**Short task**
The records that follow should be retyped word for word.

**Exercise input**
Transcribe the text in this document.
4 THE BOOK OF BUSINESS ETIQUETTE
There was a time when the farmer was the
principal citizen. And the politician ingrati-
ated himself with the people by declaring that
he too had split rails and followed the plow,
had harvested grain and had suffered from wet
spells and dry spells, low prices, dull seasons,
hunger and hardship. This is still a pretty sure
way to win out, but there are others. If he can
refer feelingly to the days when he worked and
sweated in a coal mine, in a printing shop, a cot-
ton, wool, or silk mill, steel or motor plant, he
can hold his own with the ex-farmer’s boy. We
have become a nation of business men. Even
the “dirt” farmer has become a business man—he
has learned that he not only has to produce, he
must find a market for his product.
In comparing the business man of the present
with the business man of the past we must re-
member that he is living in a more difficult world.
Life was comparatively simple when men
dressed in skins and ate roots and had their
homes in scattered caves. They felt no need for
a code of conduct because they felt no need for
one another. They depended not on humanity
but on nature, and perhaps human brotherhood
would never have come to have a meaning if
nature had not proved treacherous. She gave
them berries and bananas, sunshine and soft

**Reply to the task**
Transcribe the text in this document.
4 THE BOOK OF BUSINESS ETIQUETTE
There was a time when the farmer was the
principal citizen. And the politician ingrati-
ated himself with the people by declaring that
he too had split rails and followed the plow,
had harvested grain and had suffered from wet
spells and dry spells, low prices, dull seasons,
hunger and hardship. This is still a pretty sure
way to win out, but there are others. If he can
refer feelingly to the days when he worked and
sweated in a coal mine, in a printing shop, a cot-
ton, wool, or silk mill, steel or motor plant, he
can hold his own with the ex-farmer’s boy. We
have become a nation of business men. Even
the “dirt” farmer has become a business man—he
has learned that he not only has to produce, he
must find a market for his product.
In comparing the business man of the present
with the business man of the past we must re-
member that he is living in a more difficult world.
Life was comparatively simple when men
dressed in skins and ate roots and had their
homes in scattered caves. They felt no need for
a code of conduct because they felt no need for
one another. They depended not on humanity
but on nature, and perhaps human brotherhood
would never have come to have a meaning if
nature had not proved treacherous. She gave
them berries and bananas, sunshine and soft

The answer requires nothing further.